● **Instructions for the task**
Exactly reproduce the entries, dropping any pictures from your copy.

● **Excerpted records**
== == ==

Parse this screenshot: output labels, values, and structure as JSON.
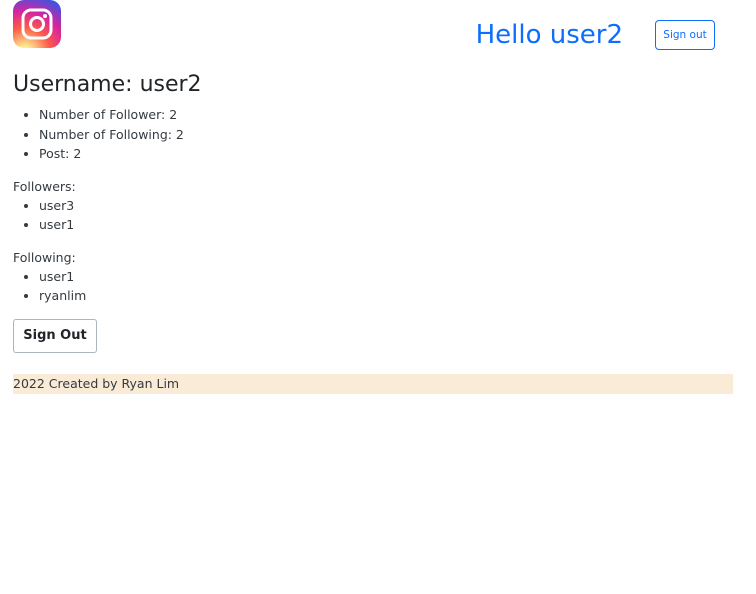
{
  "header": {
    "logo_icon": "instagram-logo-icon",
    "greeting": "Hello user2",
    "signout_label": "Sign out",
    "accent_color": "#0d6efd"
  },
  "profile": {
    "username_label": "Username:",
    "username_value": "user2",
    "stats": [
      "Number of Follower: 2",
      "Number of Following: 2",
      "Post: 2"
    ]
  },
  "followers": {
    "label": "Followers:",
    "items": [
      "user3",
      "user1"
    ]
  },
  "following": {
    "label": "Following:",
    "items": [
      "user1",
      "ryanlim"
    ]
  },
  "actions": {
    "signout_label": "Sign Out"
  },
  "footer": {
    "text": "2022 Created by Ryan Lim",
    "background_color": "#faebd7"
  }
}
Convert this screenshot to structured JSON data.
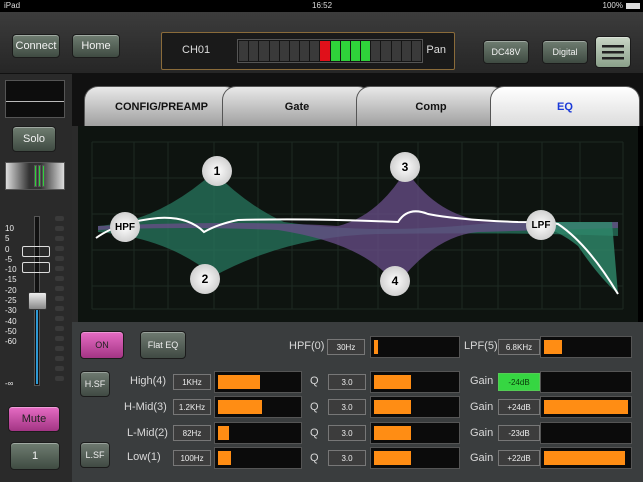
{
  "status": {
    "device": "iPad",
    "time": "16:52",
    "battery": "100%"
  },
  "top": {
    "connect": "Connect",
    "home": "Home",
    "channel": "CH01",
    "pan": "Pan",
    "dc48v": "DC48V",
    "digital": "Digital"
  },
  "left": {
    "solo": "Solo",
    "mute": "Mute",
    "channel_number": "1",
    "scale": [
      "10",
      "5",
      "0",
      "-5",
      "-10",
      "-15",
      "-20",
      "-25",
      "-30",
      "-40",
      "-50",
      "-60"
    ],
    "minus_inf": "-∞"
  },
  "tabs": [
    {
      "label": "CONFIG/PREAMP",
      "active": false
    },
    {
      "label": "Gate",
      "active": false
    },
    {
      "label": "Comp",
      "active": false
    },
    {
      "label": "EQ",
      "active": true
    }
  ],
  "eq_nodes": {
    "hpf": "HPF",
    "lpf": "LPF",
    "n1": "1",
    "n2": "2",
    "n3": "3",
    "n4": "4"
  },
  "controls": {
    "on": "ON",
    "flat_eq": "Flat EQ",
    "hsf": "H.SF",
    "lsf": "L.SF",
    "hpf_label": "HPF(0)",
    "hpf_value": "30Hz",
    "hpf_level": 0.05,
    "lpf_label": "LPF(5)",
    "lpf_value": "6.8KHz",
    "lpf_level": 0.22,
    "q_label": "Q",
    "gain_label": "Gain",
    "bands": [
      {
        "name": "High(4)",
        "freq": "1KHz",
        "freq_level": 0.52,
        "q": "3.0",
        "q_level": 0.45,
        "gain": "-24dB",
        "gain_level": 0.0,
        "gain_active": true
      },
      {
        "name": "H-Mid(3)",
        "freq": "1.2KHz",
        "freq_level": 0.55,
        "q": "3.0",
        "q_level": 0.45,
        "gain": "+24dB",
        "gain_level": 1.0,
        "gain_active": false
      },
      {
        "name": "L-Mid(2)",
        "freq": "82Hz",
        "freq_level": 0.14,
        "q": "3.0",
        "q_level": 0.45,
        "gain": "-23dB",
        "gain_level": 0.0,
        "gain_active": false
      },
      {
        "name": "Low(1)",
        "freq": "100Hz",
        "freq_level": 0.16,
        "q": "3.0",
        "q_level": 0.45,
        "gain": "+22dB",
        "gain_level": 0.96,
        "gain_active": false
      }
    ]
  },
  "colors": {
    "accent": "#ff8d14",
    "meter_green": "#2fd23a",
    "meter_red": "#e0101a",
    "active_tab": "#1b3ad8"
  }
}
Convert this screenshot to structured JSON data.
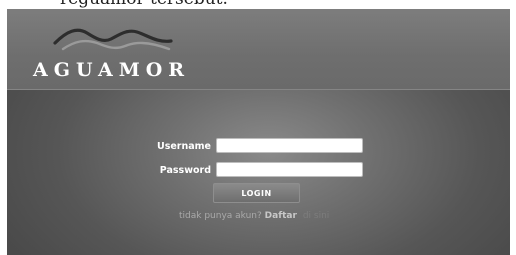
{
  "caption": {
    "text": "reguamor tersebut."
  },
  "brand": {
    "name": "AGUAMOR",
    "logo_icon": "mountain-ridges-logo",
    "colors": {
      "header_bg": "#6e6e6e",
      "panel_bg": "#5a5a5a",
      "logo_ridge_dark": "#2d2d2d",
      "logo_ridge_light": "#9a9a9a"
    }
  },
  "login_form": {
    "username_label": "Username",
    "username_value": "",
    "password_label": "Password",
    "password_value": "",
    "submit_label": "LOGIN"
  },
  "signup": {
    "question": "tidak punya akun?",
    "link_label": "Daftar",
    "trailing": "di sini"
  }
}
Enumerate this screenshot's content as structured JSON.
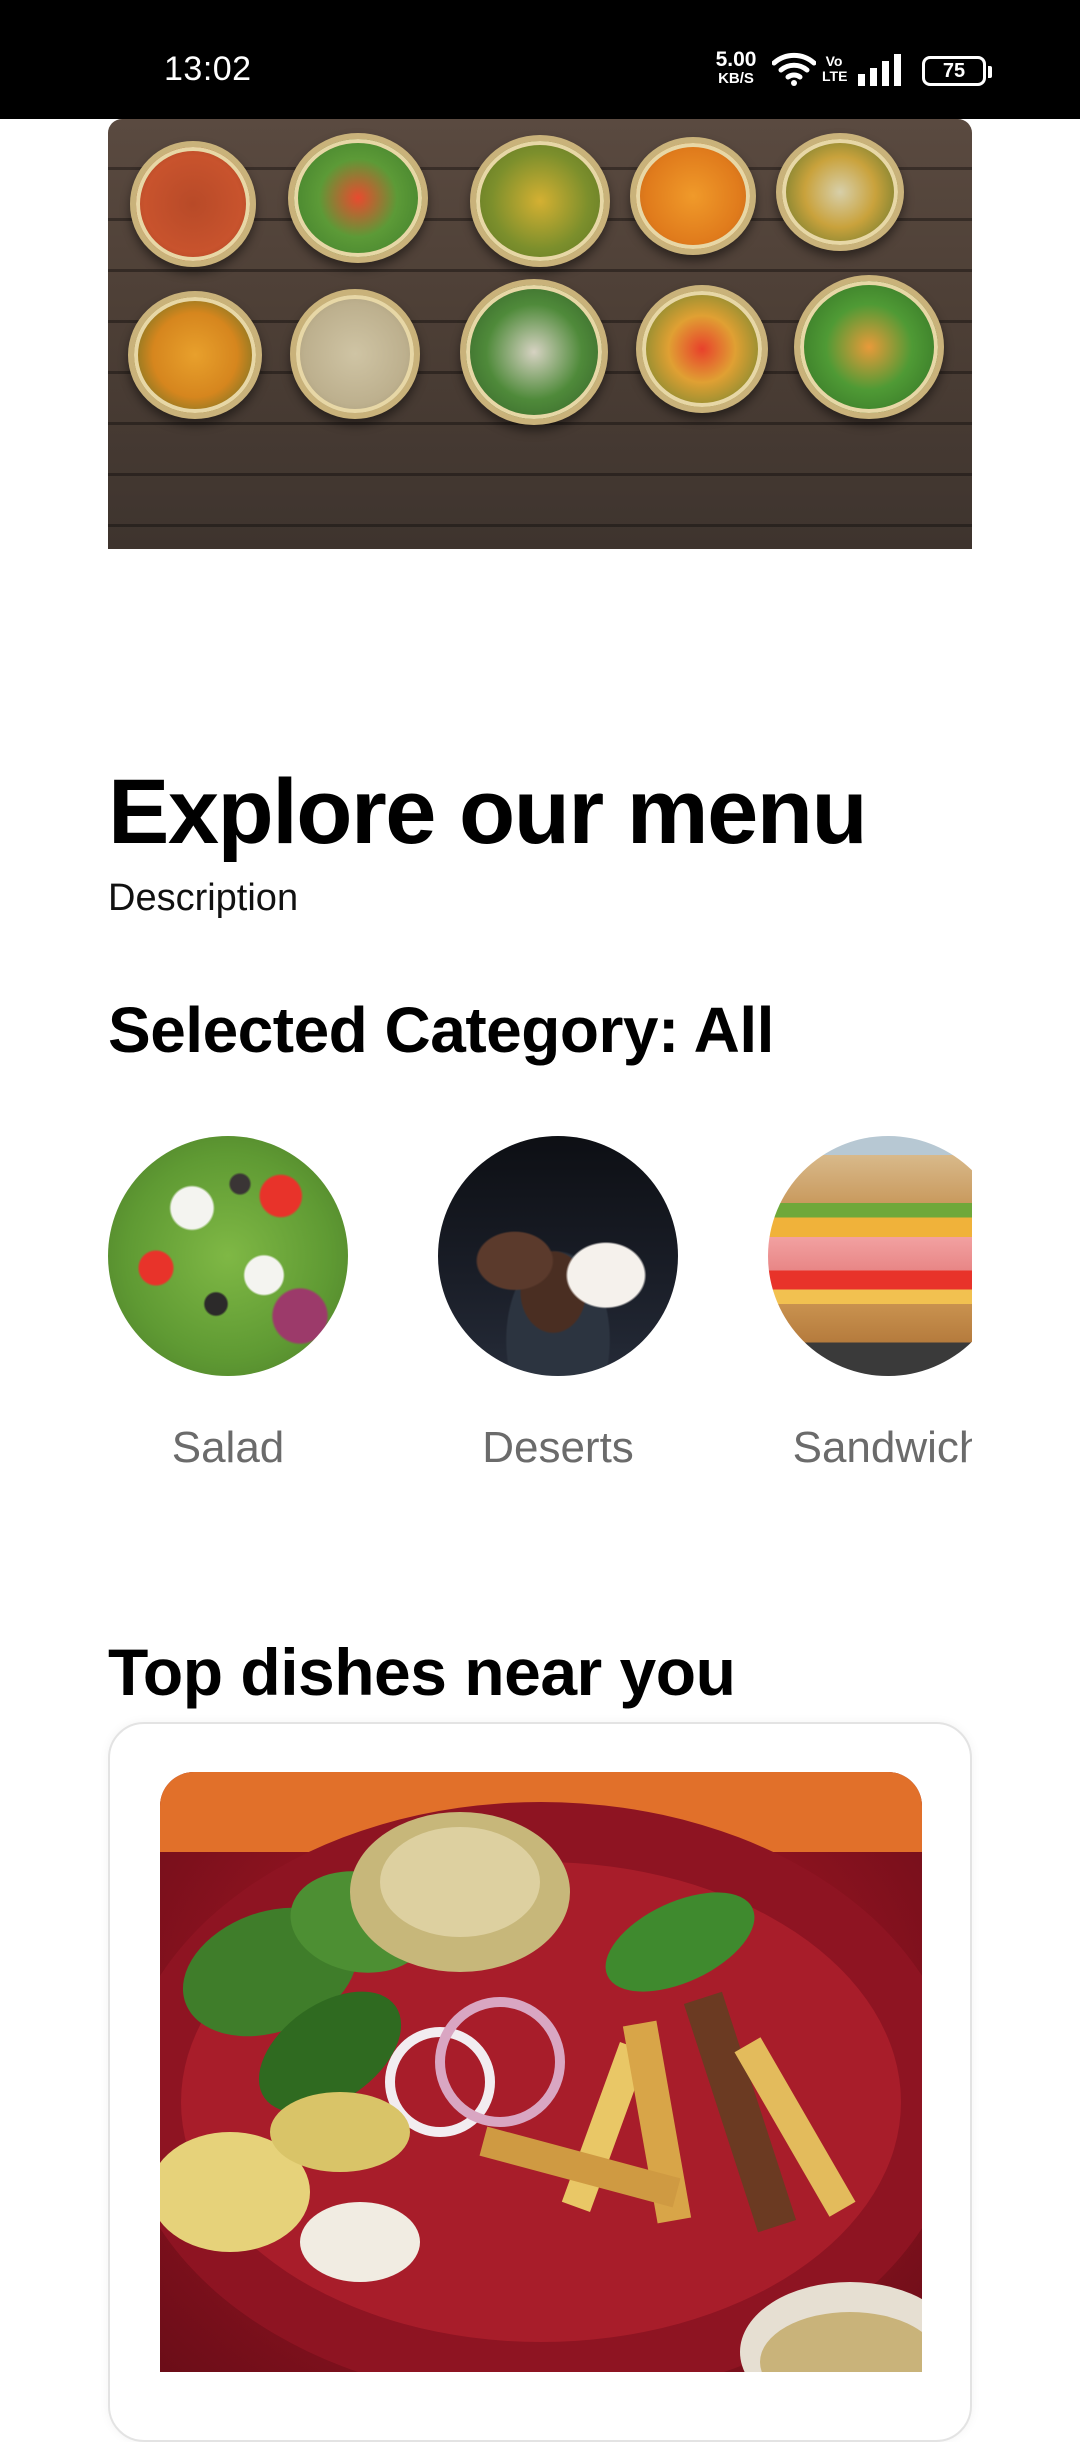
{
  "status_bar": {
    "time": "13:02",
    "net_speed_value": "5.00",
    "net_speed_unit": "KB/S",
    "volte_top": "Vo",
    "volte_bottom": "LTE",
    "battery": "75"
  },
  "hero": {
    "image": "thali-bowls-on-wooden-table-photo"
  },
  "menu": {
    "title": "Explore our menu",
    "description": "Description",
    "selected_category": "Selected Category: All"
  },
  "categories": [
    {
      "label": "Salad",
      "image": "greek-salad-photo"
    },
    {
      "label": "Deserts",
      "image": "chocolate-cookies-ice-cream-photo"
    },
    {
      "label": "Sandwich",
      "image": "ham-cheese-sandwich-photo"
    }
  ],
  "top_dishes": {
    "title": "Top dishes near you",
    "items": [
      {
        "image": "sprout-salad-with-fries-photo"
      }
    ]
  },
  "colors": {
    "status_bar_bg": "#000000",
    "background": "#ffffff",
    "category_label": "#6b6b6b",
    "card_border": "#e3e3e3"
  }
}
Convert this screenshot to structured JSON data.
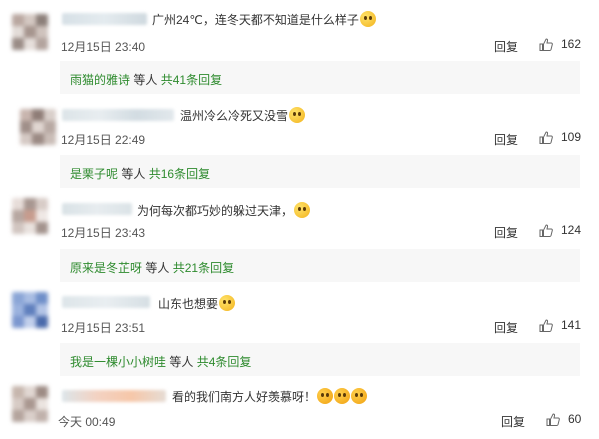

== == ==

● **Answer for the task**
Parse this screenshot: output labels, values, and structure as JSON.
{
  "header": {
    "logo_icon": "instagram-logo-icon",
    "greeting": "Hello user2",
    "signout_label": "Sign out",
    "accent_color": "#0d6efd"
  },
  "profile": {
    "username_label": "Username:",
    "username_value": "user2",
    "stats": [
      "Number of Follower: 2",
      "Number of Following: 2",
      "Post: 2"
    ]
  },
  "followers": {
    "label": "Followers:",
    "items": [
      "user3",
      "user1"
    ]
  },
  "following": {
    "label": "Following:",
    "items": [
      "user1",
      "ryanlim"
    ]
  },
  "actions": {
    "signout_label": "Sign Out"
  },
  "footer": {
    "text": "2022 Created by Ryan Lim",
    "background_color": "#faebd7"
  }
}
Convert this screenshot to structured JSON data.
{
  "status": {
    "device": "iPad",
    "time": "16:52",
    "battery": "100%"
  },
  "top": {
    "connect": "Connect",
    "home": "Home",
    "channel": "CH01",
    "pan": "Pan",
    "dc48v": "DC48V",
    "digital": "Digital"
  },
  "left": {
    "solo": "Solo",
    "mute": "Mute",
    "channel_number": "1",
    "scale": [
      "10",
      "5",
      "0",
      "-5",
      "-10",
      "-15",
      "-20",
      "-25",
      "-30",
      "-40",
      "-50",
      "-60"
    ],
    "minus_inf": "-∞"
  },
  "tabs": [
    {
      "label": "CONFIG/PREAMP",
      "active": false
    },
    {
      "label": "Gate",
      "active": false
    },
    {
      "label": "Comp",
      "active": false
    },
    {
      "label": "EQ",
      "active": true
    }
  ],
  "eq_nodes": {
    "hpf": "HPF",
    "lpf": "LPF",
    "n1": "1",
    "n2": "2",
    "n3": "3",
    "n4": "4"
  },
  "controls": {
    "on": "ON",
    "flat_eq": "Flat EQ",
    "hsf": "H.SF",
    "lsf": "L.SF",
    "hpf_label": "HPF(0)",
    "hpf_value": "30Hz",
    "hpf_level": 0.05,
    "lpf_label": "LPF(5)",
    "lpf_value": "6.8KHz",
    "lpf_level": 0.22,
    "q_label": "Q",
    "gain_label": "Gain",
    "bands": [
      {
        "name": "High(4)",
        "freq": "1KHz",
        "freq_level": 0.52,
        "q": "3.0",
        "q_level": 0.45,
        "gain": "-24dB",
        "gain_level": 0.0,
        "gain_active": true
      },
      {
        "name": "H-Mid(3)",
        "freq": "1.2KHz",
        "freq_level": 0.55,
        "q": "3.0",
        "q_level": 0.45,
        "gain": "+24dB",
        "gain_level": 1.0,
        "gain_active": false
      },
      {
        "name": "L-Mid(2)",
        "freq": "82Hz",
        "freq_level": 0.14,
        "q": "3.0",
        "q_level": 0.45,
        "gain": "-23dB",
        "gain_level": 0.0,
        "gain_active": false
      },
      {
        "name": "Low(1)",
        "freq": "100Hz",
        "freq_level": 0.16,
        "q": "3.0",
        "q_level": 0.45,
        "gain": "+22dB",
        "gain_level": 0.96,
        "gain_active": false
      }
    ]
  },
  "colors": {
    "accent": "#ff8d14",
    "meter_green": "#2fd23a",
    "meter_red": "#e0101a",
    "active_tab": "#1b3ad8"
  }
}
Convert this screenshot to structured JSON data.
{
  "caption": {
    "text": "reguamor tersebut."
  },
  "brand": {
    "name": "AGUAMOR",
    "logo_icon": "mountain-ridges-logo",
    "colors": {
      "header_bg": "#6e6e6e",
      "panel_bg": "#5a5a5a",
      "logo_ridge_dark": "#2d2d2d",
      "logo_ridge_light": "#9a9a9a"
    }
  },
  "login_form": {
    "username_label": "Username",
    "username_value": "",
    "password_label": "Password",
    "password_value": "",
    "submit_label": "LOGIN"
  },
  "signup": {
    "question": "tidak punya akun?",
    "link_label": "Daftar",
    "trailing": "di sini"
  }
}
Enumerate this screenshot's content as structured JSON.
{
  "status_bar": {
    "time": "13:02",
    "net_speed_value": "5.00",
    "net_speed_unit": "KB/S",
    "volte_top": "Vo",
    "volte_bottom": "LTE",
    "battery": "75"
  },
  "hero": {
    "image": "thali-bowls-on-wooden-table-photo"
  },
  "menu": {
    "title": "Explore our menu",
    "description": "Description",
    "selected_category": "Selected Category: All"
  },
  "categories": [
    {
      "label": "Salad",
      "image": "greek-salad-photo"
    },
    {
      "label": "Deserts",
      "image": "chocolate-cookies-ice-cream-photo"
    },
    {
      "label": "Sandwich",
      "image": "ham-cheese-sandwich-photo"
    }
  ],
  "top_dishes": {
    "title": "Top dishes near you",
    "items": [
      {
        "image": "sprout-salad-with-fries-photo"
      }
    ]
  },
  "colors": {
    "status_bar_bg": "#000000",
    "background": "#ffffff",
    "category_label": "#6b6b6b",
    "card_border": "#e3e3e3"
  }
}
Convert this screenshot to structured JSON data.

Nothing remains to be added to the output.